Given records —
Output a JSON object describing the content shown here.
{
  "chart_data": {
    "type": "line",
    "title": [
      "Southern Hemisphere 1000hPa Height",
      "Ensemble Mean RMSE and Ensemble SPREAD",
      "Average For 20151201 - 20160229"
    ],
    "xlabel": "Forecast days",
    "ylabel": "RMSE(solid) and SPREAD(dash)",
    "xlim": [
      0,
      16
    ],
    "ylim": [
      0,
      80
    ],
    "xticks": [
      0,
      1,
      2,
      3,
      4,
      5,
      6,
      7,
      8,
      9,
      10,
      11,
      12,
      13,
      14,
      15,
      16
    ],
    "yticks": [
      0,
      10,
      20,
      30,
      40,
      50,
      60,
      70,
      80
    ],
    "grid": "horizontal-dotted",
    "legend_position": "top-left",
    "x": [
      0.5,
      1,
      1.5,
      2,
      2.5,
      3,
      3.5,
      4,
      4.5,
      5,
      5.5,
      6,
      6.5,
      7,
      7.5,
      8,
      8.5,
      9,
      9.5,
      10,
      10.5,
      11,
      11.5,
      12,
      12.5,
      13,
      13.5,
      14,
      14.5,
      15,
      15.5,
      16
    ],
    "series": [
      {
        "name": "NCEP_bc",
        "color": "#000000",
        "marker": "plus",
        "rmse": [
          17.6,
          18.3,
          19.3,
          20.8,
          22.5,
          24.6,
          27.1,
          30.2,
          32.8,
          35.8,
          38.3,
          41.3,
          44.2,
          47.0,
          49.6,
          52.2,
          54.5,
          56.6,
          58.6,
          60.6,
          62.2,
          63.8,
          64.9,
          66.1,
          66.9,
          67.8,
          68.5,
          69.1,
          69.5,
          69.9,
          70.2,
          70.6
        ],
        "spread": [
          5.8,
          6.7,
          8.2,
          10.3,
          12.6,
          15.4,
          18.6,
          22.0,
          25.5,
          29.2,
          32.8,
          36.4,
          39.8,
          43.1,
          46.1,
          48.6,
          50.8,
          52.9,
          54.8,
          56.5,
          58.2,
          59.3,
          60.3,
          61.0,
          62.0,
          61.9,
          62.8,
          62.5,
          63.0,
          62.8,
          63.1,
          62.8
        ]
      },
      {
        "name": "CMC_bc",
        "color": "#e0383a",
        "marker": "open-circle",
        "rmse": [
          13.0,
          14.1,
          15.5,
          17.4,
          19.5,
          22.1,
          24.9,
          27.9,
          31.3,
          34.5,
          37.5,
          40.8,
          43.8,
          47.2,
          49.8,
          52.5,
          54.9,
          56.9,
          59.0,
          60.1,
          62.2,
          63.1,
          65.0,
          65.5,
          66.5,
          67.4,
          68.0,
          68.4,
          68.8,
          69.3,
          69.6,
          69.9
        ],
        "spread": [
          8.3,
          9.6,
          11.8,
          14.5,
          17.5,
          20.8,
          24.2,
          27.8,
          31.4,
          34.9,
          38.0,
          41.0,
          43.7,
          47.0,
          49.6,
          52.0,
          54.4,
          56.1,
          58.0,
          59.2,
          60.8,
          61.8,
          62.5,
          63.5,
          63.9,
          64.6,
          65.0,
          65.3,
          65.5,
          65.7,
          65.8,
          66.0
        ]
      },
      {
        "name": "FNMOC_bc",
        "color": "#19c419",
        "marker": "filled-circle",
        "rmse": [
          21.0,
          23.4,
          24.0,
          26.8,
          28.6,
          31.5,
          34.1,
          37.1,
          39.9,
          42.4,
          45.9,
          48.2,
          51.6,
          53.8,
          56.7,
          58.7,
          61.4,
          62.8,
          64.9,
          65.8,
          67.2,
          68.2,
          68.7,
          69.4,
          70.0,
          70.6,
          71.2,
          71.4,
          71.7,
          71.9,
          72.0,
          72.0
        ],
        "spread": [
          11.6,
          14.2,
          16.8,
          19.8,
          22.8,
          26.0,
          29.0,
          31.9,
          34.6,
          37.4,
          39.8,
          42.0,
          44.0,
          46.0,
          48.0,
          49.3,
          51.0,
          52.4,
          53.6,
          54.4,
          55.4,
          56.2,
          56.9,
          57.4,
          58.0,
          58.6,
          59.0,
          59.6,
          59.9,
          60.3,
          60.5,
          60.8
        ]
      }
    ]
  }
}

What you will do — Give the records above again, word for word.

Exercise solution —
Output a JSON object describing the content shown here.
{
  "chart_data": {
    "type": "line",
    "title": [
      "Southern Hemisphere 1000hPa Height",
      "Ensemble Mean RMSE and Ensemble SPREAD",
      "Average For 20151201 - 20160229"
    ],
    "xlabel": "Forecast days",
    "ylabel": "RMSE(solid) and SPREAD(dash)",
    "xlim": [
      0,
      16
    ],
    "ylim": [
      0,
      80
    ],
    "xticks": [
      0,
      1,
      2,
      3,
      4,
      5,
      6,
      7,
      8,
      9,
      10,
      11,
      12,
      13,
      14,
      15,
      16
    ],
    "yticks": [
      0,
      10,
      20,
      30,
      40,
      50,
      60,
      70,
      80
    ],
    "grid": "horizontal-dotted",
    "legend_position": "top-left",
    "x": [
      0.5,
      1,
      1.5,
      2,
      2.5,
      3,
      3.5,
      4,
      4.5,
      5,
      5.5,
      6,
      6.5,
      7,
      7.5,
      8,
      8.5,
      9,
      9.5,
      10,
      10.5,
      11,
      11.5,
      12,
      12.5,
      13,
      13.5,
      14,
      14.5,
      15,
      15.5,
      16
    ],
    "series": [
      {
        "name": "NCEP_bc",
        "color": "#000000",
        "marker": "plus",
        "rmse": [
          17.6,
          18.3,
          19.3,
          20.8,
          22.5,
          24.6,
          27.1,
          30.2,
          32.8,
          35.8,
          38.3,
          41.3,
          44.2,
          47.0,
          49.6,
          52.2,
          54.5,
          56.6,
          58.6,
          60.6,
          62.2,
          63.8,
          64.9,
          66.1,
          66.9,
          67.8,
          68.5,
          69.1,
          69.5,
          69.9,
          70.2,
          70.6
        ],
        "spread": [
          5.8,
          6.7,
          8.2,
          10.3,
          12.6,
          15.4,
          18.6,
          22.0,
          25.5,
          29.2,
          32.8,
          36.4,
          39.8,
          43.1,
          46.1,
          48.6,
          50.8,
          52.9,
          54.8,
          56.5,
          58.2,
          59.3,
          60.3,
          61.0,
          62.0,
          61.9,
          62.8,
          62.5,
          63.0,
          62.8,
          63.1,
          62.8
        ]
      },
      {
        "name": "CMC_bc",
        "color": "#e0383a",
        "marker": "open-circle",
        "rmse": [
          13.0,
          14.1,
          15.5,
          17.4,
          19.5,
          22.1,
          24.9,
          27.9,
          31.3,
          34.5,
          37.5,
          40.8,
          43.8,
          47.2,
          49.8,
          52.5,
          54.9,
          56.9,
          59.0,
          60.1,
          62.2,
          63.1,
          65.0,
          65.5,
          66.5,
          67.4,
          68.0,
          68.4,
          68.8,
          69.3,
          69.6,
          69.9
        ],
        "spread": [
          8.3,
          9.6,
          11.8,
          14.5,
          17.5,
          20.8,
          24.2,
          27.8,
          31.4,
          34.9,
          38.0,
          41.0,
          43.7,
          47.0,
          49.6,
          52.0,
          54.4,
          56.1,
          58.0,
          59.2,
          60.8,
          61.8,
          62.5,
          63.5,
          63.9,
          64.6,
          65.0,
          65.3,
          65.5,
          65.7,
          65.8,
          66.0
        ]
      },
      {
        "name": "FNMOC_bc",
        "color": "#19c419",
        "marker": "filled-circle",
        "rmse": [
          21.0,
          23.4,
          24.0,
          26.8,
          28.6,
          31.5,
          34.1,
          37.1,
          39.9,
          42.4,
          45.9,
          48.2,
          51.6,
          53.8,
          56.7,
          58.7,
          61.4,
          62.8,
          64.9,
          65.8,
          67.2,
          68.2,
          68.7,
          69.4,
          70.0,
          70.6,
          71.2,
          71.4,
          71.7,
          71.9,
          72.0,
          72.0
        ],
        "spread": [
          11.6,
          14.2,
          16.8,
          19.8,
          22.8,
          26.0,
          29.0,
          31.9,
          34.6,
          37.4,
          39.8,
          42.0,
          44.0,
          46.0,
          48.0,
          49.3,
          51.0,
          52.4,
          53.6,
          54.4,
          55.4,
          56.2,
          56.9,
          57.4,
          58.0,
          58.6,
          59.0,
          59.6,
          59.9,
          60.3,
          60.5,
          60.8
        ]
      }
    ]
  }
}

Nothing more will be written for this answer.